▶ [WHAT NEEDS TO BE DONE]: Would you write out the listing verbatim and skip every picture in it?

▶ [DATA FOR PROCESSING]:
--- begin ---

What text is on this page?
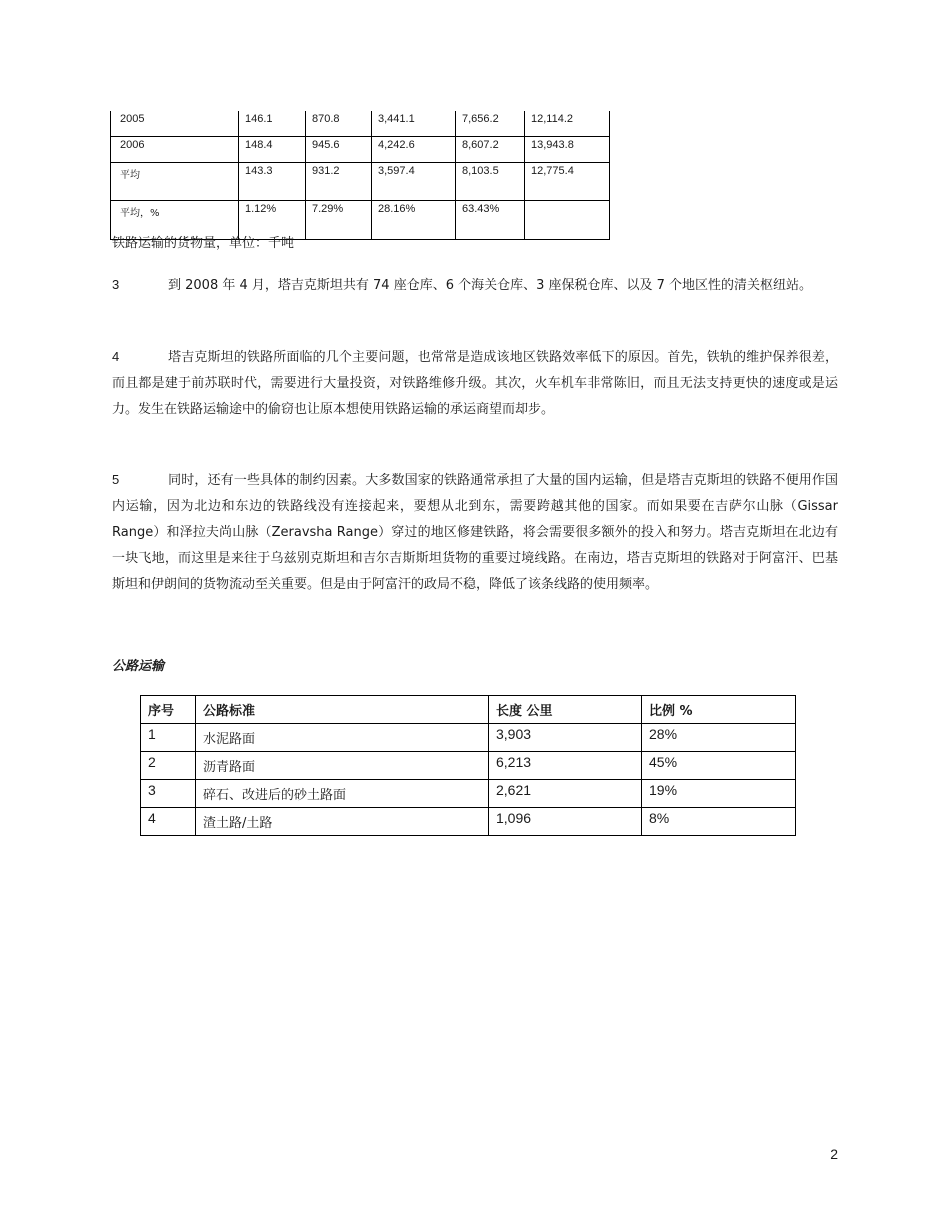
2005	146.1	870.8	3,441.1	7,656.2	12,114.2
2006	148.4	945.6	4,242.6	8,607.2	13,943.8
平均	143.3	931.2	3,597.4	8,103.5	12,775.4
平均，%	1.12%	7.29%	28.16%	63.43%	
铁路运输的货物量，单位：千吨

3	到 2008 年 4 月，塔吉克斯坦共有 74 座仓库、6 个海关仓库、3 座保税仓库、以及 7 个地区性的清关枢纽站。

4	塔吉克斯坦的铁路所面临的几个主要问题，也常常是造成该地区铁路效率低下的原因。首先，铁轨的维护保养很差，而且都是建于前苏联时代，需要进行大量投资，对铁路维修升级。其次，火车机车非常陈旧，而且无法支持更快的速度或是运力。发生在铁路运输途中的偷窃也让原本想使用铁路运输的承运商望而却步。

5	同时，还有一些具体的制约因素。大多数国家的铁路通常承担了大量的国内运输，但是塔吉克斯坦的铁路不便用作国内运输，因为北边和东边的铁路线没有连接起来，要想从北到东，需要跨越其他的国家。而如果要在吉萨尔山脉（Gissar Range）和泽拉夫尚山脉（Zeravsha Range）穿过的地区修建铁路，将会需要很多额外的投入和努力。塔吉克斯坦在北边有一块飞地，而这里是来往于乌兹别克斯坦和吉尔吉斯斯坦货物的重要过境线路。在南边，塔吉克斯坦的铁路对于阿富汗、巴基斯坦和伊朗间的货物流动至关重要。但是由于阿富汗的政局不稳，降低了该条线路的使用频率。

公路运输
序号	公路标准	长度 公里	比例 %
1	水泥路面	3,903	28%
2	沥青路面	6,213	45%
3	碎石、改进后的砂土路面	2,621	19%
4	渣土路/土路	1,096	8%
2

--- end ---

▶ [TASK ANSWER]:
What text is on this page?
2005	146.1	870.8	3,441.1	7,656.2	12,114.2
2006	148.4	945.6	4,242.6	8,607.2	13,943.8
平均	143.3	931.2	3,597.4	8,103.5	12,775.4
平均，%	1.12%	7.29%	28.16%	63.43%	
铁路运输的货物量，单位：千吨

3	到 2008 年 4 月，塔吉克斯坦共有 74 座仓库、6 个海关仓库、3 座保税仓库、以及 7 个地区性的清关枢纽站。

4	塔吉克斯坦的铁路所面临的几个主要问题，也常常是造成该地区铁路效率低下的原因。首先，铁轨的维护保养很差，而且都是建于前苏联时代，需要进行大量投资，对铁路维修升级。其次，火车机车非常陈旧，而且无法支持更快的速度或是运力。发生在铁路运输途中的偷窃也让原本想使用铁路运输的承运商望而却步。

5	同时，还有一些具体的制约因素。大多数国家的铁路通常承担了大量的国内运输，但是塔吉克斯坦的铁路不便用作国内运输，因为北边和东边的铁路线没有连接起来，要想从北到东，需要跨越其他的国家。而如果要在吉萨尔山脉（Gissar Range）和泽拉夫尚山脉（Zeravsha Range）穿过的地区修建铁路，将会需要很多额外的投入和努力。塔吉克斯坦在北边有一块飞地，而这里是来往于乌兹别克斯坦和吉尔吉斯斯坦货物的重要过境线路。在南边，塔吉克斯坦的铁路对于阿富汗、巴基斯坦和伊朗间的货物流动至关重要。但是由于阿富汗的政局不稳，降低了该条线路的使用频率。

公路运输
序号	公路标准	长度 公里	比例 %
1	水泥路面	3,903	28%
2	沥青路面	6,213	45%
3	碎石、改进后的砂土路面	2,621	19%
4	渣土路/土路	1,096	8%
2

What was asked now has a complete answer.